## What is being asked
Pull each line containing "help" out of the data and copy it.

## Supplied records

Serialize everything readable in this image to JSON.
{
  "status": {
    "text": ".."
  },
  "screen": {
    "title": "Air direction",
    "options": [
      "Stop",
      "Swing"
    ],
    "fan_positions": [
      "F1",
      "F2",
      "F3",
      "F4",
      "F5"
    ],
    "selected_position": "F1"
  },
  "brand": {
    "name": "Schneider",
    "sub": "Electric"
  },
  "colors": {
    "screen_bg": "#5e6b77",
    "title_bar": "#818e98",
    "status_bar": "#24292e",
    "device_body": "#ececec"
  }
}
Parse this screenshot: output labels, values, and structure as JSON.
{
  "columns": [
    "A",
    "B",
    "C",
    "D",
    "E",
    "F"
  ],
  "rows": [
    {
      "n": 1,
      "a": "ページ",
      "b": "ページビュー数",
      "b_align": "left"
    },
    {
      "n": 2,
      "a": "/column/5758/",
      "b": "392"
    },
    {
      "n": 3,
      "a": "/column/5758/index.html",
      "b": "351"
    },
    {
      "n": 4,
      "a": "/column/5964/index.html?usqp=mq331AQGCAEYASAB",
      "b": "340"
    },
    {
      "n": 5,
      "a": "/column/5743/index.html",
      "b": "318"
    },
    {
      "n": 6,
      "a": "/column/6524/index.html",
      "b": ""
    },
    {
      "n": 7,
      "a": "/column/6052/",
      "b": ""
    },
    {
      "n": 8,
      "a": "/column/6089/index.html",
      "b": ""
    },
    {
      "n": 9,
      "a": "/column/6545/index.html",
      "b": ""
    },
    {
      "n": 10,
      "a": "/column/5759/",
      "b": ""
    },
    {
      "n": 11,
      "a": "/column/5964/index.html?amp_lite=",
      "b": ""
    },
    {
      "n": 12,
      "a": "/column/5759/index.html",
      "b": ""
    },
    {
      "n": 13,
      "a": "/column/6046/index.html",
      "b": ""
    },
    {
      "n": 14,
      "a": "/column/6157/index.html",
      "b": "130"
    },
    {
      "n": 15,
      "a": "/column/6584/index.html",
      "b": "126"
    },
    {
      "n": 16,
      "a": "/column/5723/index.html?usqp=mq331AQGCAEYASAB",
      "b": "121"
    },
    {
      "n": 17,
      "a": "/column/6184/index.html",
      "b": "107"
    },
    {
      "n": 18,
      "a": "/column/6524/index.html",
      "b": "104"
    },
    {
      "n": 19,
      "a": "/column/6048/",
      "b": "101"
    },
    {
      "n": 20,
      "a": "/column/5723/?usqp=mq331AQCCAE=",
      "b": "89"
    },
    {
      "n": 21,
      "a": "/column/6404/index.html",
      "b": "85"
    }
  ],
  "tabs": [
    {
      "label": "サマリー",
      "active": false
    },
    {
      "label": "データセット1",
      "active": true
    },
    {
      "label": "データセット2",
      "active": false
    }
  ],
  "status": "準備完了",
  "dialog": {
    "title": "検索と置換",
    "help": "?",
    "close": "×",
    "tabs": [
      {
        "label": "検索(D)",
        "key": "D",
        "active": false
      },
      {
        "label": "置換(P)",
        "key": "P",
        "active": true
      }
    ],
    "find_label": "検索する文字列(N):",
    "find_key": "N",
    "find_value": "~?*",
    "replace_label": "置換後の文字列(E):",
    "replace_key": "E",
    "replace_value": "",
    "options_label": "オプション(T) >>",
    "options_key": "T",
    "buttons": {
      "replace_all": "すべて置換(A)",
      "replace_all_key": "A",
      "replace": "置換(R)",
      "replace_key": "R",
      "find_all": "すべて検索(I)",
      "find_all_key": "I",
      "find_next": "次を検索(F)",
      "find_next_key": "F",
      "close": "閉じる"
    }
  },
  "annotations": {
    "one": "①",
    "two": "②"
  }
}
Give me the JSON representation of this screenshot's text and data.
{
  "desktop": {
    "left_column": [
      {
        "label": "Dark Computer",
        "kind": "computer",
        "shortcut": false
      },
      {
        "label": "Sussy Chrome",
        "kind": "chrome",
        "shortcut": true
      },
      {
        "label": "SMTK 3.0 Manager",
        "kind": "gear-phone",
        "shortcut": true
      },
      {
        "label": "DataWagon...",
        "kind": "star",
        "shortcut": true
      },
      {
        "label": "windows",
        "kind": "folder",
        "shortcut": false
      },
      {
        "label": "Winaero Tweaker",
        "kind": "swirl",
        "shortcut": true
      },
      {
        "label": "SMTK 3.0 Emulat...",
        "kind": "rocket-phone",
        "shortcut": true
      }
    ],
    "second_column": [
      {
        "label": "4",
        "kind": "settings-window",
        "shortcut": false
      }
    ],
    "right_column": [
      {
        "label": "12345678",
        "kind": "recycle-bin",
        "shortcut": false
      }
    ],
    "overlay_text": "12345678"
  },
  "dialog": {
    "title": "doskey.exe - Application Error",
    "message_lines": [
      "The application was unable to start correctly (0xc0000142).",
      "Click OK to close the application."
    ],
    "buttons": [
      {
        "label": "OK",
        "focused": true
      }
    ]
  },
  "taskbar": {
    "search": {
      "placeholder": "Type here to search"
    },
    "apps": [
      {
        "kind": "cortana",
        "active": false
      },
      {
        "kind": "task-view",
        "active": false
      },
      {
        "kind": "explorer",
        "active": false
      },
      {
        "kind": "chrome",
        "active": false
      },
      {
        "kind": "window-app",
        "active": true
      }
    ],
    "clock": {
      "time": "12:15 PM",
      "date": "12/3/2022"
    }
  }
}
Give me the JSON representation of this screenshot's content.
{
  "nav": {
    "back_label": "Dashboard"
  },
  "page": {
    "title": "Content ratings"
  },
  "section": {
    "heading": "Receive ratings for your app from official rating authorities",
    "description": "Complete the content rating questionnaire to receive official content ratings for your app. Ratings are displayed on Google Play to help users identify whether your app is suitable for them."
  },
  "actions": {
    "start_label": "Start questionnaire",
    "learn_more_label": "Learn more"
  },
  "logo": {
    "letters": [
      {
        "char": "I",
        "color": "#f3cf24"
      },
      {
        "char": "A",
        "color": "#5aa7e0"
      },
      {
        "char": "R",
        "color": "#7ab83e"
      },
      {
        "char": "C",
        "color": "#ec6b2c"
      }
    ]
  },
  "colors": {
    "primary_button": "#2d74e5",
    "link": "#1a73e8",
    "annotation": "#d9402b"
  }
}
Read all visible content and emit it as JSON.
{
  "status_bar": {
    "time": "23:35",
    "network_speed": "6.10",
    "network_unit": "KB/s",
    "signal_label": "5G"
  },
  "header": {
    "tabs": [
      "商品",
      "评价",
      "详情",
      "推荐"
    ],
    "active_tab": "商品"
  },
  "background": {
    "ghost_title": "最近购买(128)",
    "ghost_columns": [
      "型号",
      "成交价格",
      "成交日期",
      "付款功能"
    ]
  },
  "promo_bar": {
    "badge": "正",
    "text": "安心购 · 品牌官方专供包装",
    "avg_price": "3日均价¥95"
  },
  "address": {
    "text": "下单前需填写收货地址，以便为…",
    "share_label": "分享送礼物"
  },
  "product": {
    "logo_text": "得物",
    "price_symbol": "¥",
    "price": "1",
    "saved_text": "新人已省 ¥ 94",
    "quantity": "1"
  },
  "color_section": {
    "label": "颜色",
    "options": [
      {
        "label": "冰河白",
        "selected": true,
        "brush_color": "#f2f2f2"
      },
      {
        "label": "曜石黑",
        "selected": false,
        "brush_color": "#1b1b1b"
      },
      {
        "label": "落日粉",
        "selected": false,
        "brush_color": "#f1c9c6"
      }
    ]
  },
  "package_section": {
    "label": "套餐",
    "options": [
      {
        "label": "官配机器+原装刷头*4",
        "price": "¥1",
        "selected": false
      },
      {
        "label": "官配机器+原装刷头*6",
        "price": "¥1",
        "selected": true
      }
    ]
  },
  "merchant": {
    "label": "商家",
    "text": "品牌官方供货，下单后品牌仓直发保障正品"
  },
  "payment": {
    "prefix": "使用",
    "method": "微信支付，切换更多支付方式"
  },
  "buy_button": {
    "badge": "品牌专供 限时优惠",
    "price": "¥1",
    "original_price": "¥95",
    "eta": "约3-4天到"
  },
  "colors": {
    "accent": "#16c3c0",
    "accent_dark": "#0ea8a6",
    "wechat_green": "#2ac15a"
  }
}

## Written reply
    "help": "?",
    "description": "Complete the content rating questionnaire to receive official content ratings for your app. Ratings are displayed on Google Play to help users identify whether your app is suitable for them."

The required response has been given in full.